Written exercise> Take the line that contains "Convert this document image to plain text." and all lines after it, up to and including the last line of the data, and write them out exactly; nothing else belongs in the answer.

Record set>

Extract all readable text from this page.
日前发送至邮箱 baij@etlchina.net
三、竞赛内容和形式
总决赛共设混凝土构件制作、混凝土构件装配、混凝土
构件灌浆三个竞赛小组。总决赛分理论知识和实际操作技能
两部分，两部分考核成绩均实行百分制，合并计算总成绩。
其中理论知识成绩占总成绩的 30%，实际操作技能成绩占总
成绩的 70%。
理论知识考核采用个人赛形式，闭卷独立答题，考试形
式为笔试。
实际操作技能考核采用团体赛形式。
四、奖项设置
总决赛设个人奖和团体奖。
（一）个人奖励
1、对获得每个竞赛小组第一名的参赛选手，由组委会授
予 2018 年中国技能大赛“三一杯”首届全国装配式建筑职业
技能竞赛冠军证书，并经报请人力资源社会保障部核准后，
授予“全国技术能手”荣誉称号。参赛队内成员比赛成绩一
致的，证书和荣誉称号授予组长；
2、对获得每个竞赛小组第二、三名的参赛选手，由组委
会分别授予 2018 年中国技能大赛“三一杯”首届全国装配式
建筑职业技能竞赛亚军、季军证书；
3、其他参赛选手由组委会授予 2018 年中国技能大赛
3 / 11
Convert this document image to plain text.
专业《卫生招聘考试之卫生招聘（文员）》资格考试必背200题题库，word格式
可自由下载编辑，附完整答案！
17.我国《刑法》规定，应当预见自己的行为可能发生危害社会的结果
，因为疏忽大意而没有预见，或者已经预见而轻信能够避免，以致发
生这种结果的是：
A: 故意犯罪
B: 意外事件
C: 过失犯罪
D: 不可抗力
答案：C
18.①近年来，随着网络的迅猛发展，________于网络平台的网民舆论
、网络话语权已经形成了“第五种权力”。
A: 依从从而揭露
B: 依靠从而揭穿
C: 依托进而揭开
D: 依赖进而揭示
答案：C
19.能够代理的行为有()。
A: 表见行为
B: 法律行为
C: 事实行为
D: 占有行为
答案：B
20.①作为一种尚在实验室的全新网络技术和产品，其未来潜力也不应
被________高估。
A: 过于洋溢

Complete answer>
Convert this document image to plain text.
专业《卫生招聘考试之卫生招聘（文员）》资格考试必背200题题库，word格式
可自由下载编辑，附完整答案！
17.我国《刑法》规定，应当预见自己的行为可能发生危害社会的结果
，因为疏忽大意而没有预见，或者已经预见而轻信能够避免，以致发
生这种结果的是：
A: 故意犯罪
B: 意外事件
C: 过失犯罪
D: 不可抗力
答案：C
18.①近年来，随着网络的迅猛发展，________于网络平台的网民舆论
、网络话语权已经形成了“第五种权力”。
A: 依从从而揭露
B: 依靠从而揭穿
C: 依托进而揭开
D: 依赖进而揭示
答案：C
19.能够代理的行为有()。
A: 表见行为
B: 法律行为
C: 事实行为
D: 占有行为
答案：B
20.①作为一种尚在实验室的全新网络技术和产品，其未来潜力也不应
被________高估。
A: 过于洋溢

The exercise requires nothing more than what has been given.